WORK TO DO: Count how many lines contain "this" and reply with that number only.

(Dataset items)
────────────────────────────────────────
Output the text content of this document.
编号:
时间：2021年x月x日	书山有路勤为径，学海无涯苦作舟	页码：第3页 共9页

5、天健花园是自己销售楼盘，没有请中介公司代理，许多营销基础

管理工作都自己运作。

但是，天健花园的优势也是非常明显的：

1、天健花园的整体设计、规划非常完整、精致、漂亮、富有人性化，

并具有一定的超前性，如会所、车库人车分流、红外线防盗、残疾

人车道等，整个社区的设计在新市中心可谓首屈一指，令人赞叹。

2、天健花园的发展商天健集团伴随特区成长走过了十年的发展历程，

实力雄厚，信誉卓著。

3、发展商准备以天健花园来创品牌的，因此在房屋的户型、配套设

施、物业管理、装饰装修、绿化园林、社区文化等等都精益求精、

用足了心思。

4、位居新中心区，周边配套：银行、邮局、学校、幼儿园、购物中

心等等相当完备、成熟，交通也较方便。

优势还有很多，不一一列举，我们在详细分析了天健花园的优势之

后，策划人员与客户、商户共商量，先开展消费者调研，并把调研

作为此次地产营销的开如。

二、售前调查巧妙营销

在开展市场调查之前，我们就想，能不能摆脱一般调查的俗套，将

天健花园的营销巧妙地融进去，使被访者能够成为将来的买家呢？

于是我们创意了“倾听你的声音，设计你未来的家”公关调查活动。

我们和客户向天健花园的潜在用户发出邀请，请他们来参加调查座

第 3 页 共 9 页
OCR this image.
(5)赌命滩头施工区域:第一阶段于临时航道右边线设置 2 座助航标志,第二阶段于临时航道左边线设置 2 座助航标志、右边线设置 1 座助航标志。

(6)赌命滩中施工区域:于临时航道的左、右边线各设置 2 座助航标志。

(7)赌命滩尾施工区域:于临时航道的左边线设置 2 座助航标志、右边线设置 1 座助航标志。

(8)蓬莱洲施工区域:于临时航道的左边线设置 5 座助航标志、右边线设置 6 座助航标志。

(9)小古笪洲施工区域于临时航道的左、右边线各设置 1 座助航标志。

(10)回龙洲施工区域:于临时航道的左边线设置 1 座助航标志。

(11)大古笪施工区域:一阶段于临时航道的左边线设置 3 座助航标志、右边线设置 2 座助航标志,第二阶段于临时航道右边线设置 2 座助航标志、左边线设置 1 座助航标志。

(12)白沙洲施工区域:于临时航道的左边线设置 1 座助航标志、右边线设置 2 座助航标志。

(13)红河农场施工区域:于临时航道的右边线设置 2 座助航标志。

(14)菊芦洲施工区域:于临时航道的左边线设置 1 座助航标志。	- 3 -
────────────────────────────────────────
THE COMPLETED TASK: 2